[Stored records]
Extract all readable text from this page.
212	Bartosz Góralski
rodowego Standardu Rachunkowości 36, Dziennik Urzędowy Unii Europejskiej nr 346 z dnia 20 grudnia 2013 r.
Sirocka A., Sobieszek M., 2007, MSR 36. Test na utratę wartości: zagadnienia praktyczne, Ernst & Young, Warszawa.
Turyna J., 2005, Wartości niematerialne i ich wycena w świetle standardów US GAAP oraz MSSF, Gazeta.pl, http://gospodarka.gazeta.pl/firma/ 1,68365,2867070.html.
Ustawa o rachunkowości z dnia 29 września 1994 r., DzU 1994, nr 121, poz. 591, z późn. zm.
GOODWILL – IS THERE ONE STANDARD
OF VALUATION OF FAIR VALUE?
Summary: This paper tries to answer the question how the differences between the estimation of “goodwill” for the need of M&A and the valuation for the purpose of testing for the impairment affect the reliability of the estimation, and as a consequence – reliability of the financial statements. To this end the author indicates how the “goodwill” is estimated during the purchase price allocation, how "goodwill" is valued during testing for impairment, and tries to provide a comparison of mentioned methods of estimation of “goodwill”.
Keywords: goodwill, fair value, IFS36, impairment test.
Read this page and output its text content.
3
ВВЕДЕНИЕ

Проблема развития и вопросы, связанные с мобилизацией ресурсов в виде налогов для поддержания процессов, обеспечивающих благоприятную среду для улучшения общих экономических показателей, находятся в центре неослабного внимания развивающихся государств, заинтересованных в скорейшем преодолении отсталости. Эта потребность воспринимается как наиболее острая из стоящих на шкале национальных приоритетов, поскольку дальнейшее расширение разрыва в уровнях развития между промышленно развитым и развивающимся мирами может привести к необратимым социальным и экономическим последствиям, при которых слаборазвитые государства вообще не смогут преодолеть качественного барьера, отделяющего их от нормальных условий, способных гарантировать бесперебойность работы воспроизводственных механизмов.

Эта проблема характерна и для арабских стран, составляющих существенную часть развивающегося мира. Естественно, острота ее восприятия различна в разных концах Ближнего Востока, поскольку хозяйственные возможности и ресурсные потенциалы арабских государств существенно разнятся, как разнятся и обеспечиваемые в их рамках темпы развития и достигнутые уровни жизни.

● Task to carry out
Write out the whole listing again, exactly as it stands.

● Expected answer
Extract all readable text from this page.
212	Bartosz Góralski
rodowego Standardu Rachunkowości 36, Dziennik Urzędowy Unii Europejskiej nr 346 z dnia 20 grudnia 2013 r.
Sirocka A., Sobieszek M., 2007, MSR 36. Test na utratę wartości: zagadnienia praktyczne, Ernst & Young, Warszawa.
Turyna J., 2005, Wartości niematerialne i ich wycena w świetle standardów US GAAP oraz MSSF, Gazeta.pl, http://gospodarka.gazeta.pl/firma/ 1,68365,2867070.html.
Ustawa o rachunkowości z dnia 29 września 1994 r., DzU 1994, nr 121, poz. 591, z późn. zm.
GOODWILL – IS THERE ONE STANDARD
OF VALUATION OF FAIR VALUE?
Summary: This paper tries to answer the question how the differences between the estimation of “goodwill” for the need of M&A and the valuation for the purpose of testing for the impairment affect the reliability of the estimation, and as a consequence – reliability of the financial statements. To this end the author indicates how the “goodwill” is estimated during the purchase price allocation, how "goodwill" is valued during testing for impairment, and tries to provide a comparison of mentioned methods of estimation of “goodwill”.
Keywords: goodwill, fair value, IFS36, impairment test.
Read this page and output its text content.
3
ВВЕДЕНИЕ

Проблема развития и вопросы, связанные с мобилизацией ресурсов в виде налогов для поддержания процессов, обеспечивающих благоприятную среду для улучшения общих экономических показателей, находятся в центре неослабного внимания развивающихся государств, заинтересованных в скорейшем преодолении отсталости. Эта потребность воспринимается как наиболее острая из стоящих на шкале национальных приоритетов, поскольку дальнейшее расширение разрыва в уровнях развития между промышленно развитым и развивающимся мирами может привести к необратимым социальным и экономическим последствиям, при которых слаборазвитые государства вообще не смогут преодолеть качественного барьера, отделяющего их от нормальных условий, способных гарантировать бесперебойность работы воспроизводственных механизмов.

Эта проблема характерна и для арабских стран, составляющих существенную часть развивающегося мира. Естественно, острота ее восприятия различна в разных концах Ближнего Востока, поскольку хозяйственные возможности и ресурсные потенциалы арабских государств существенно разнятся, как разнятся и обеспечиваемые в их рамках темпы развития и достигнутые уровни жизни.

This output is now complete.